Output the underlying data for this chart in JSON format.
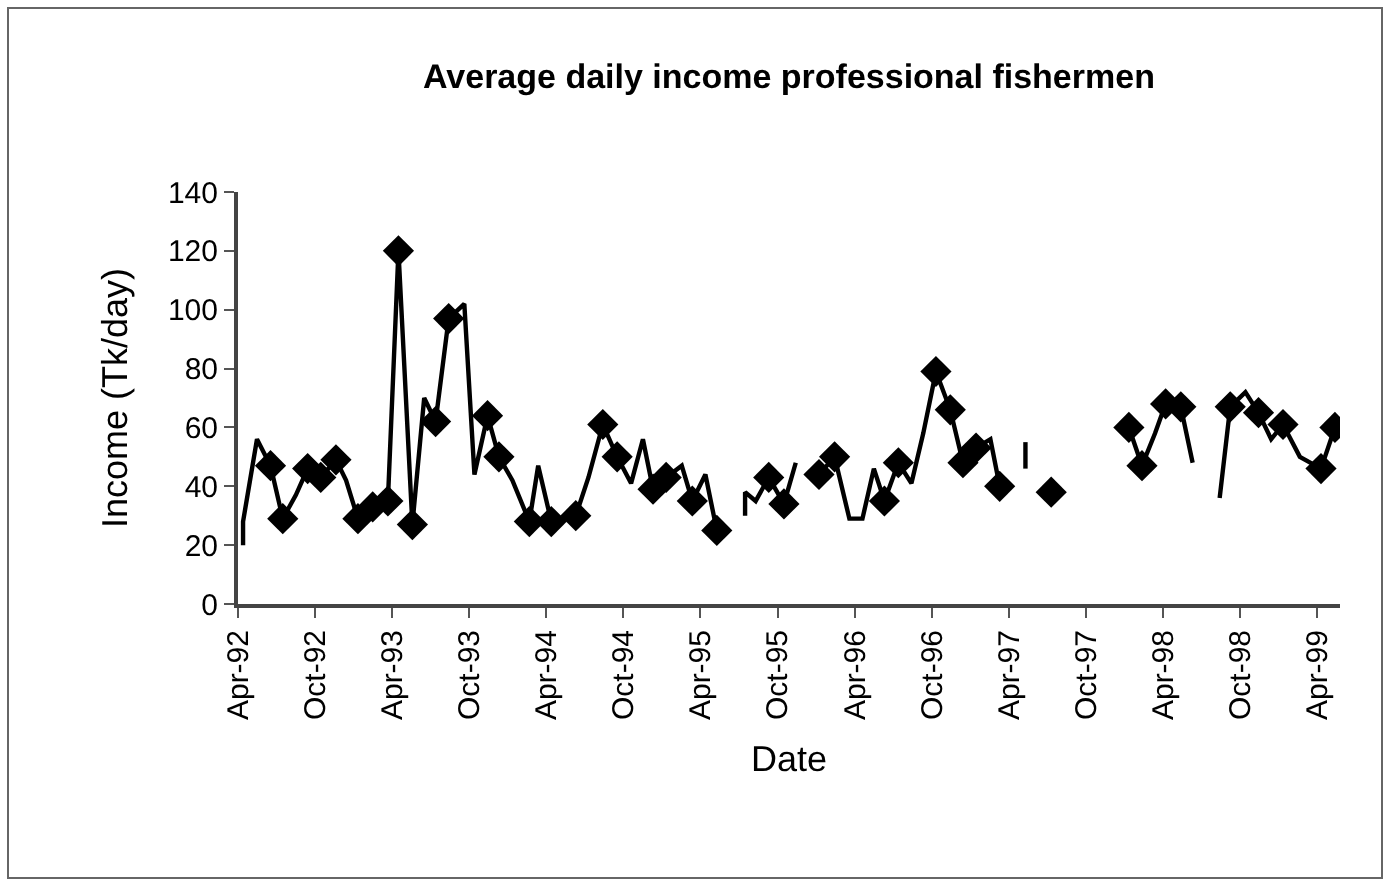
{
  "chart_data": {
    "type": "line",
    "title": "Average daily income professional fishermen",
    "xlabel": "Date",
    "ylabel": "Income (Tk/day)",
    "xlim": [
      "1992-04-01",
      "1999-05-25"
    ],
    "xticks": [
      {
        "value": "1992-04-01",
        "label": "Apr-92"
      },
      {
        "value": "1992-10-01",
        "label": "Oct-92"
      },
      {
        "value": "1993-04-01",
        "label": "Apr-93"
      },
      {
        "value": "1993-10-01",
        "label": "Oct-93"
      },
      {
        "value": "1994-04-01",
        "label": "Apr-94"
      },
      {
        "value": "1994-10-01",
        "label": "Oct-94"
      },
      {
        "value": "1995-04-01",
        "label": "Apr-95"
      },
      {
        "value": "1995-10-01",
        "label": "Oct-95"
      },
      {
        "value": "1996-04-01",
        "label": "Apr-96"
      },
      {
        "value": "1996-10-01",
        "label": "Oct-96"
      },
      {
        "value": "1997-04-01",
        "label": "Apr-97"
      },
      {
        "value": "1997-10-01",
        "label": "Oct-97"
      },
      {
        "value": "1998-04-01",
        "label": "Apr-98"
      },
      {
        "value": "1998-10-01",
        "label": "Oct-98"
      },
      {
        "value": "1999-04-01",
        "label": "Apr-99"
      }
    ],
    "ylim": [
      0,
      140
    ],
    "yticks": [
      0,
      20,
      40,
      60,
      80,
      100,
      120,
      140
    ],
    "series": [
      {
        "marker": "none",
        "line_style": "solid",
        "color": "#000000",
        "x": [
          "1992-04-13",
          "1992-04-13",
          "1992-05-16",
          "1992-06-17",
          "1992-07-16",
          "1992-08-16",
          "1992-09-13",
          "1992-10-14",
          "1992-11-19",
          "1992-12-13",
          "1993-01-10",
          "1993-02-14",
          "1993-03-22",
          "1993-04-16",
          "1993-05-19",
          "1993-06-16",
          "1993-07-13",
          "1993-08-13",
          "1993-09-19",
          "1993-10-13",
          "1993-11-13",
          "1993-12-10",
          "1994-01-11",
          "1994-02-20",
          "1994-03-13",
          "1994-04-13",
          "1994-06-10",
          "1994-07-10",
          "1994-08-13",
          "1994-09-16",
          "1994-10-19",
          "1994-11-16",
          "1994-12-10",
          "1995-01-10",
          "1995-02-16",
          "1995-03-13",
          "1995-04-13",
          "1995-05-10",
          "1995-06-13",
          "1995-07-16",
          "1995-07-16",
          "1995-08-10",
          "1995-09-10",
          "1995-10-16",
          "1995-11-13",
          "1995-12-10",
          "1996-01-07",
          "1996-02-13",
          "1996-03-19",
          "1996-04-19",
          "1996-05-16",
          "1996-06-10",
          "1996-07-13",
          "1996-08-13",
          "1996-09-10",
          "1996-10-10",
          "1996-11-13",
          "1996-11-28",
          "1996-12-13",
          "1997-01-13",
          "1997-02-16",
          "1997-03-10",
          "1997-04-10",
          "1997-05-10",
          "1997-05-10",
          "1997-08-10",
          "1998-01-10",
          "1998-02-10",
          "1998-03-13",
          "1998-04-07",
          "1998-05-13",
          "1998-06-10",
          "1998-07-10",
          "1998-08-13",
          "1998-09-07",
          "1998-10-13",
          "1998-11-13",
          "1998-12-13",
          "1999-01-10",
          "1999-02-19",
          "1999-04-10",
          "1999-05-13"
        ],
        "values": [
          20,
          28,
          56,
          47,
          29,
          37,
          46,
          43,
          49,
          42,
          29,
          33,
          35,
          120,
          27,
          70,
          62,
          97,
          102,
          44,
          64,
          50,
          42,
          28,
          47,
          28,
          30,
          43,
          61,
          50,
          41,
          56,
          39,
          43,
          47,
          35,
          44,
          25,
          null,
          30,
          38,
          35,
          43,
          34,
          48,
          null,
          44,
          50,
          29,
          29,
          46,
          35,
          48,
          41,
          58,
          79,
          66,
          57,
          48,
          53,
          56,
          40,
          null,
          46,
          55,
          null,
          60,
          47,
          58,
          68,
          67,
          48,
          null,
          36,
          67,
          72,
          65,
          56,
          61,
          50,
          46,
          60
        ]
      },
      {
        "type": "scatter",
        "marker": "diamond",
        "color": "#000000",
        "x": [
          "1992-06-17",
          "1992-07-16",
          "1992-09-13",
          "1992-10-14",
          "1992-11-19",
          "1993-01-10",
          "1993-02-14",
          "1993-03-22",
          "1993-04-16",
          "1993-05-19",
          "1993-07-13",
          "1993-08-13",
          "1993-11-13",
          "1993-12-10",
          "1994-02-20",
          "1994-04-13",
          "1994-06-10",
          "1994-08-13",
          "1994-09-16",
          "1994-12-10",
          "1995-01-10",
          "1995-03-13",
          "1995-05-10",
          "1995-09-10",
          "1995-10-16",
          "1996-01-07",
          "1996-02-13",
          "1996-06-10",
          "1996-07-13",
          "1996-10-10",
          "1996-11-13",
          "1996-12-13",
          "1997-01-13",
          "1997-03-10",
          "1997-07-10",
          "1998-01-10",
          "1998-02-10",
          "1998-04-07",
          "1998-05-13",
          "1998-09-07",
          "1998-11-13",
          "1999-01-10",
          "1999-04-10",
          "1999-05-13"
        ],
        "values": [
          47,
          29,
          46,
          43,
          49,
          29,
          33,
          35,
          120,
          27,
          62,
          97,
          64,
          50,
          28,
          28,
          30,
          61,
          50,
          39,
          43,
          35,
          25,
          43,
          34,
          44,
          50,
          35,
          48,
          79,
          66,
          48,
          53,
          40,
          38,
          60,
          47,
          68,
          67,
          67,
          65,
          61,
          46,
          60
        ]
      }
    ]
  }
}
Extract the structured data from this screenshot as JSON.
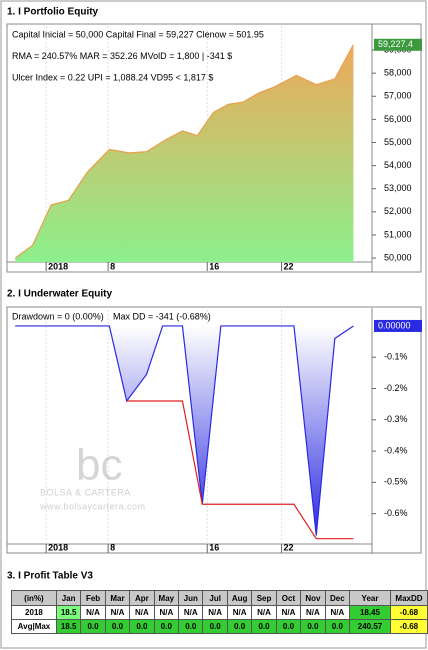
{
  "chart_data": [
    {
      "type": "area",
      "title": "1. I Portfolio Equity",
      "annotations": [
        "Capital Inicial = 50,000   Capital Final = 59,227   Clenow = 501.95",
        "RMA = 240.57%   MAR = 352.26   MVolD = 1,800 | -341 $",
        "Ulcer Index = 0.22   UPI = 1,088.24   VD95 < 1,817 $"
      ],
      "x": [
        0.5,
        1.9,
        3.4,
        4.8,
        6.3,
        8.1,
        9.7,
        11.1,
        12.6,
        14.0,
        15.2,
        16.5,
        17.7,
        18.9,
        20.2,
        21.4,
        23.2,
        24.8,
        26.3,
        27.8
      ],
      "values": [
        50000,
        50550,
        52300,
        52500,
        53700,
        54700,
        54550,
        54600,
        55100,
        55500,
        55300,
        56300,
        56650,
        56750,
        57150,
        57400,
        57900,
        57500,
        57750,
        59227.4
      ],
      "value_labels": [
        null,
        null,
        null,
        null,
        null,
        null,
        null,
        null,
        null,
        null,
        null,
        null,
        null,
        null,
        null,
        null,
        null,
        null,
        null,
        "59,227.4"
      ],
      "color": "#e8a04c",
      "label_color": "#3c9a3c",
      "xlim": [
        0,
        29.3
      ],
      "xticks": [
        {
          "value": 3,
          "label": "2018"
        },
        8,
        16,
        22
      ],
      "ylim": [
        49830,
        60040
      ],
      "yticks": [
        {
          "value": 50000,
          "label": "50,000"
        },
        {
          "value": 51000,
          "label": "51,000"
        },
        {
          "value": 52000,
          "label": "52,000"
        },
        {
          "value": 53000,
          "label": "53,000"
        },
        {
          "value": 54000,
          "label": "54,000"
        },
        {
          "value": 55000,
          "label": "55,000"
        },
        {
          "value": 56000,
          "label": "56,000"
        },
        {
          "value": 57000,
          "label": "57,000"
        },
        {
          "value": 58000,
          "label": "58,000"
        },
        {
          "value": 59000,
          "label": "59,000"
        }
      ],
      "grid": "x"
    },
    {
      "type": "line",
      "title": "2. I Underwater Equity",
      "x": [
        0.5,
        8.1,
        9.5,
        11.1,
        12.4,
        14.0,
        15.6,
        17.1,
        23.0,
        24.8,
        26.3,
        27.8
      ],
      "series": [
        {
          "name": "Drawdown = 0 (0.00%)",
          "color": "#2a2ae0",
          "fill": true,
          "values": [
            0,
            0,
            -0.24,
            -0.155,
            0,
            0,
            -0.57,
            0,
            0,
            -0.67,
            -0.04,
            0
          ],
          "value_labels": [
            null,
            null,
            null,
            null,
            null,
            null,
            null,
            null,
            null,
            null,
            null,
            "0.00000"
          ]
        },
        {
          "name": "Max DD = -341 (-0.68%)",
          "color": "#e02020",
          "values": [
            null,
            null,
            -0.24,
            -0.24,
            -0.24,
            -0.24,
            -0.57,
            -0.57,
            -0.57,
            -0.68,
            -0.68,
            -0.68
          ]
        }
      ],
      "watermark": [
        "bc",
        "BOLSA & CARTERA",
        "www.bolsaycartera.com"
      ],
      "xlim": [
        0,
        29.3
      ],
      "xticks": [
        {
          "value": 3,
          "label": "2018"
        },
        8,
        16,
        22
      ],
      "ylim": [
        -0.697,
        0.051
      ],
      "yticks": [
        {
          "value": -0.1,
          "label": "-0.1%"
        },
        {
          "value": -0.2,
          "label": "-0.2%"
        },
        {
          "value": -0.3,
          "label": "-0.3%"
        },
        {
          "value": -0.4,
          "label": "-0.4%"
        },
        {
          "value": -0.5,
          "label": "-0.5%"
        },
        {
          "value": -0.6,
          "label": "-0.6%"
        }
      ],
      "grid": "x"
    }
  ],
  "table": {
    "title": "3. I Profit Table V3",
    "header": [
      "(in%)",
      "Jan",
      "Feb",
      "Mar",
      "Apr",
      "May",
      "Jun",
      "Jul",
      "Aug",
      "Sep",
      "Oct",
      "Nov",
      "Dec",
      "Year",
      "MaxDD"
    ],
    "rows": [
      [
        "2018",
        "18.5",
        "N/A",
        "N/A",
        "N/A",
        "N/A",
        "N/A",
        "N/A",
        "N/A",
        "N/A",
        "N/A",
        "N/A",
        "N/A",
        "18.45",
        "-0.68"
      ],
      [
        "Avg|Max",
        "18.5",
        "0.0",
        "0.0",
        "0.0",
        "0.0",
        "0.0",
        "0.0",
        "0.0",
        "0.0",
        "0.0",
        "0.0",
        "0.0",
        "240.57",
        "-0.68"
      ]
    ]
  }
}
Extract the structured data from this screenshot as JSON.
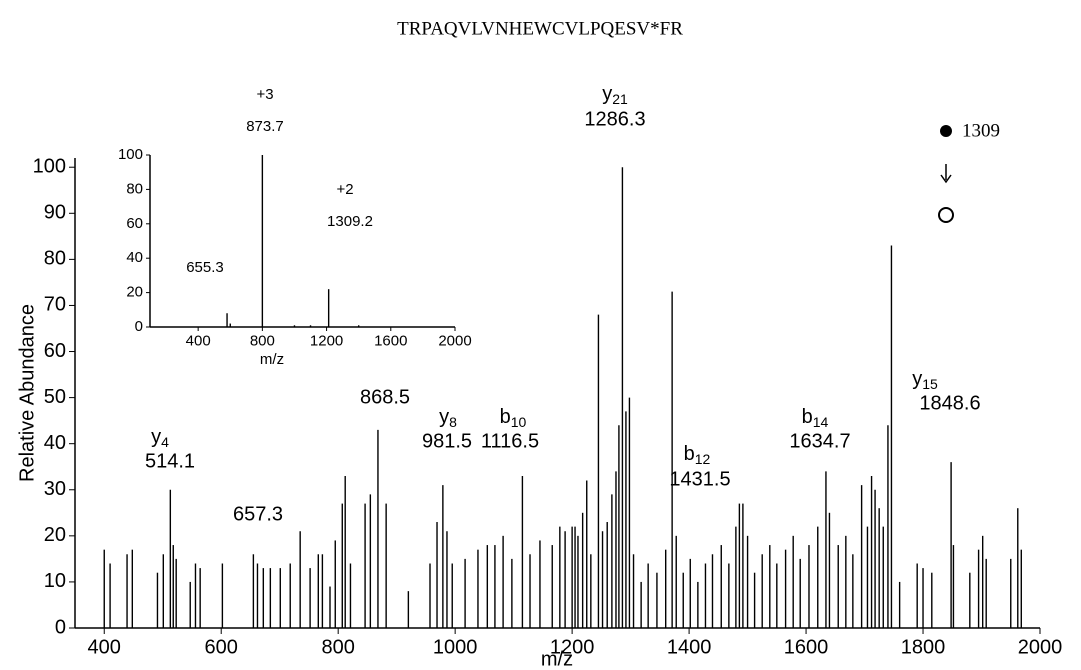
{
  "title": "TRPAQVLVNHEWCVLPQESV*FR",
  "precursor": "1309",
  "chart_data": [
    {
      "type": "spectrum",
      "x_label": "m/z",
      "y_label": "Relative Abundance",
      "xlim": [
        350,
        2000
      ],
      "ylim": [
        0,
        102
      ],
      "xticks": [
        400,
        600,
        800,
        1000,
        1200,
        1400,
        1600,
        1800,
        2000
      ],
      "yticks": [
        0,
        10,
        20,
        30,
        40,
        50,
        60,
        70,
        80,
        90,
        100
      ],
      "color": "#000000",
      "x": [
        400,
        410,
        439,
        448,
        491,
        501,
        513,
        518,
        523,
        547,
        556,
        564,
        602,
        655,
        662,
        672,
        684,
        701,
        718,
        735,
        752,
        766,
        773,
        786,
        795,
        807,
        812,
        821,
        846,
        855,
        868,
        882,
        920,
        957,
        969,
        979,
        986,
        995,
        1017,
        1039,
        1055,
        1068,
        1082,
        1097,
        1115,
        1128,
        1145,
        1166,
        1179,
        1188,
        1200,
        1205,
        1210,
        1218,
        1225,
        1232,
        1245,
        1252,
        1260,
        1268,
        1275,
        1280,
        1286,
        1292,
        1298,
        1305,
        1318,
        1330,
        1345,
        1360,
        1371,
        1378,
        1390,
        1402,
        1415,
        1428,
        1440,
        1455,
        1468,
        1480,
        1486,
        1492,
        1500,
        1512,
        1525,
        1538,
        1550,
        1565,
        1578,
        1590,
        1605,
        1620,
        1634,
        1640,
        1655,
        1668,
        1680,
        1695,
        1705,
        1712,
        1718,
        1725,
        1732,
        1740,
        1746,
        1760,
        1790,
        1800,
        1815,
        1848,
        1852,
        1880,
        1895,
        1902,
        1908,
        1950,
        1962,
        1968
      ],
      "values": [
        17,
        14,
        16,
        17,
        12,
        16,
        30,
        18,
        15,
        10,
        14,
        13,
        14,
        16,
        14,
        13,
        13,
        13,
        14,
        21,
        13,
        16,
        16,
        9,
        19,
        27,
        33,
        14,
        27,
        29,
        43,
        27,
        8,
        14,
        23,
        31,
        21,
        14,
        15,
        17,
        18,
        18,
        20,
        15,
        33,
        16,
        19,
        18,
        22,
        21,
        22,
        22,
        20,
        25,
        32,
        16,
        68,
        21,
        23,
        29,
        34,
        44,
        100,
        47,
        50,
        16,
        10,
        14,
        12,
        17,
        73,
        20,
        12,
        15,
        10,
        14,
        16,
        18,
        14,
        22,
        27,
        27,
        20,
        12,
        16,
        18,
        14,
        17,
        20,
        15,
        18,
        22,
        34,
        25,
        18,
        20,
        16,
        31,
        22,
        33,
        30,
        26,
        22,
        44,
        83,
        10,
        14,
        13,
        12,
        36,
        18,
        12,
        17,
        20,
        15,
        15,
        26,
        17
      ],
      "annotations": [
        {
          "ion": "y",
          "sub": "4",
          "text": "514.1"
        },
        {
          "text": "657.3"
        },
        {
          "text": "868.5"
        },
        {
          "ion": "y",
          "sub": "8",
          "text": "981.5"
        },
        {
          "ion": "b",
          "sub": "10",
          "text": "1116.5"
        },
        {
          "ion": "y",
          "sub": "21",
          "text": "1286.3"
        },
        {
          "ion": "b",
          "sub": "12",
          "text": "1431.5"
        },
        {
          "ion": "b",
          "sub": "14",
          "text": "1634.7"
        },
        {
          "ion": "y",
          "sub": "15",
          "text": "1848.6"
        }
      ]
    },
    {
      "type": "spectrum",
      "x_label": "m/z",
      "xlim": [
        100,
        2000
      ],
      "ylim": [
        0,
        100
      ],
      "xticks": [
        400,
        800,
        1200,
        1600,
        2000
      ],
      "yticks": [
        0,
        20,
        40,
        60,
        80,
        100
      ],
      "color": "#000000",
      "x": [
        580,
        600,
        800,
        1000,
        1100,
        1213,
        1400
      ],
      "values": [
        8,
        2,
        100,
        1,
        1,
        22,
        1
      ],
      "annotations": [
        {
          "text": "+3"
        },
        {
          "text": "873.7"
        },
        {
          "text": "+2"
        },
        {
          "text": "1309.2"
        },
        {
          "text": "655.3"
        }
      ]
    }
  ]
}
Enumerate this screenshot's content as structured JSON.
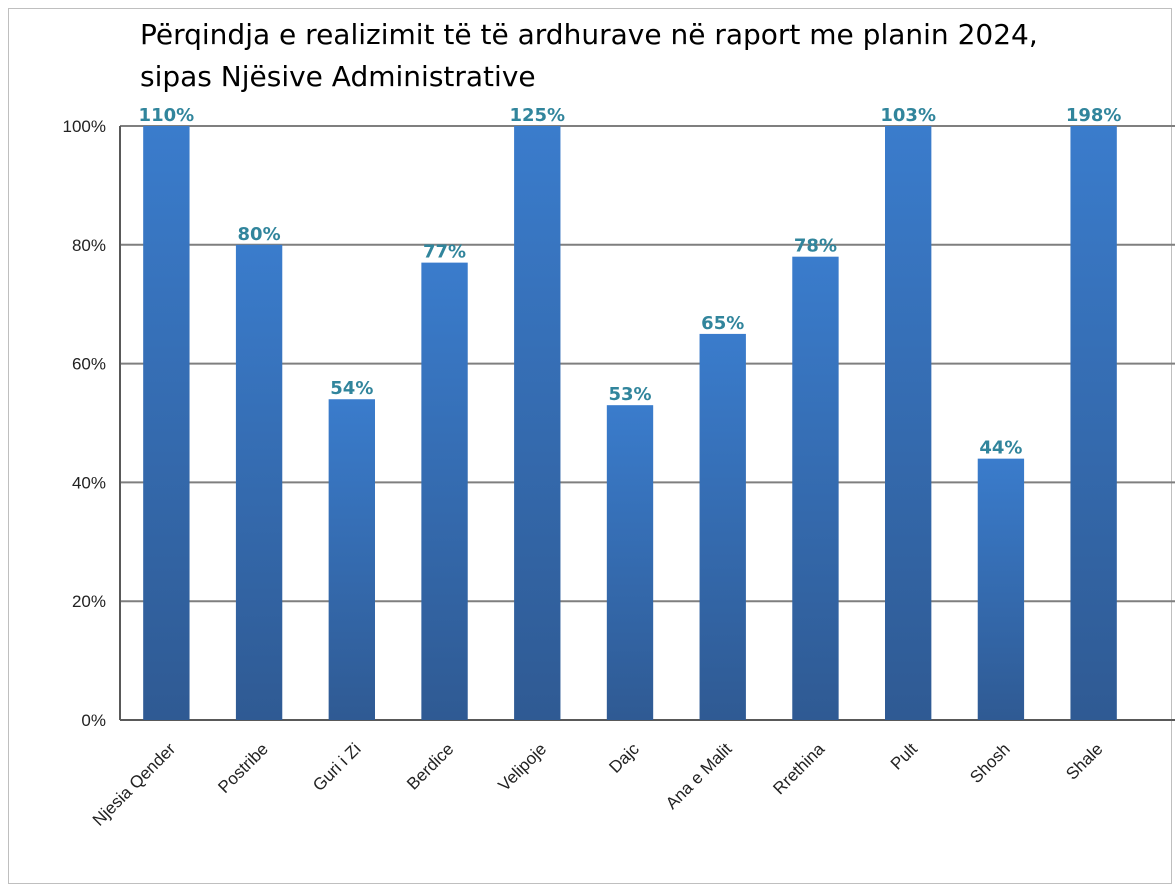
━━━
Written instruction: Where does the word "this" appear in the listing? List each line that holds it.

Correct answer:
Output the underlying data for this chart in JSON format.
Extract the structured data from this screenshot as JSON.
Extract the structured data from this screenshot as JSON.
Enumerate this screenshot's content as structured JSON.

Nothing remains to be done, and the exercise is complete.